▸ **Your goal**
Find all the lines with "following" and gather them.

▸ **Data in this exercise**
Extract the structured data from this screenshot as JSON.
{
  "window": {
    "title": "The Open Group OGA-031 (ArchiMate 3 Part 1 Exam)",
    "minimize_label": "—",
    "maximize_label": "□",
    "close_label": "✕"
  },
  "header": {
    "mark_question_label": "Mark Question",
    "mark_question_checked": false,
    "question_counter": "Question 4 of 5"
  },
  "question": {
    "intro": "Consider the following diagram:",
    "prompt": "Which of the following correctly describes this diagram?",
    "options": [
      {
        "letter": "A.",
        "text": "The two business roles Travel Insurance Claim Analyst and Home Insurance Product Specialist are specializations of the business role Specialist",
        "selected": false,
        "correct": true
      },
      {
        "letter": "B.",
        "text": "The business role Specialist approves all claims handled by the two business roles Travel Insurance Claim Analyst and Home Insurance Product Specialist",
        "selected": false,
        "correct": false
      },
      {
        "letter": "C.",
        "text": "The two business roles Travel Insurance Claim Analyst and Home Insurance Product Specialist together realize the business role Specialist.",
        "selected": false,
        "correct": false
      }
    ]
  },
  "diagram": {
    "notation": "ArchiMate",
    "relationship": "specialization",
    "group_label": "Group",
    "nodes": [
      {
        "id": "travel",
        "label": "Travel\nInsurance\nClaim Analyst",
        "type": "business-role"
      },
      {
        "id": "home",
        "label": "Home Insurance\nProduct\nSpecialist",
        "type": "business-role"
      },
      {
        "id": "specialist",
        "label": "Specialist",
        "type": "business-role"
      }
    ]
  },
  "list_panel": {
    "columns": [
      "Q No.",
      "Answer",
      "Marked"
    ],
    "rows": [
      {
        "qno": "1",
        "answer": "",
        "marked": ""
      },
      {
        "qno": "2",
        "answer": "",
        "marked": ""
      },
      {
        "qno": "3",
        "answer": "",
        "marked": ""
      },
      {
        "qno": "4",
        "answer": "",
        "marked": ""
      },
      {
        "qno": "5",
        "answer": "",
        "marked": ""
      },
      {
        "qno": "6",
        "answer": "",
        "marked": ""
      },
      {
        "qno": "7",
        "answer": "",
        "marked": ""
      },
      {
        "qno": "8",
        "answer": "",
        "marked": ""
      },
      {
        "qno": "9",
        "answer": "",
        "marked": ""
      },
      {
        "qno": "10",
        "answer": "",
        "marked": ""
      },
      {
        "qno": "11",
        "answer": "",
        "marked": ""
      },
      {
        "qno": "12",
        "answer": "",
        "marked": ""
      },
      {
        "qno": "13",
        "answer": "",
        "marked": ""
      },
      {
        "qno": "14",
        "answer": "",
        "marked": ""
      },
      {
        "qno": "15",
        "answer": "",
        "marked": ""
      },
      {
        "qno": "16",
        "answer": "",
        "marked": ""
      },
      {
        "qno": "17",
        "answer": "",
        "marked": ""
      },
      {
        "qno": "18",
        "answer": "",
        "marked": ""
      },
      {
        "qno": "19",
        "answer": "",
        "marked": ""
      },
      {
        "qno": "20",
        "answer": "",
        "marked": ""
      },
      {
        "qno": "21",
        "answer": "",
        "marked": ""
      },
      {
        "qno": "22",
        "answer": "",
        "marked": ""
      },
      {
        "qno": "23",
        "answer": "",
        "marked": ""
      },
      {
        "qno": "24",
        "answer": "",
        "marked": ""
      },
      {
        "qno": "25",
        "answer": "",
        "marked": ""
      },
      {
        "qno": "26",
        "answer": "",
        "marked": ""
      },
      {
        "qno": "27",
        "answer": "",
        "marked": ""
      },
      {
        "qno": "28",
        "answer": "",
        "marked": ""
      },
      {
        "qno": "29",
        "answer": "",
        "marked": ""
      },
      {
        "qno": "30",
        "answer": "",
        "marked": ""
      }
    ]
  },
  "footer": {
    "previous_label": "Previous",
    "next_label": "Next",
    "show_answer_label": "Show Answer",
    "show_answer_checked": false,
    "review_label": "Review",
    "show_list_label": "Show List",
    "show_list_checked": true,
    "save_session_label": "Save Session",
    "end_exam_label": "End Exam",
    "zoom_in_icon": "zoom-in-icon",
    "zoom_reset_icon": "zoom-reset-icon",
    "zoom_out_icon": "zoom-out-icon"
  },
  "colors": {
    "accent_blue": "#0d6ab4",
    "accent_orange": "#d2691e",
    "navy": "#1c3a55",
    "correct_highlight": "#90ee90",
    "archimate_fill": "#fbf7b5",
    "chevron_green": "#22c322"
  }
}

▸ **Exercise result**
    "intro": "Consider the following diagram:",
    "prompt": "Which of the following correctly describes this diagram?",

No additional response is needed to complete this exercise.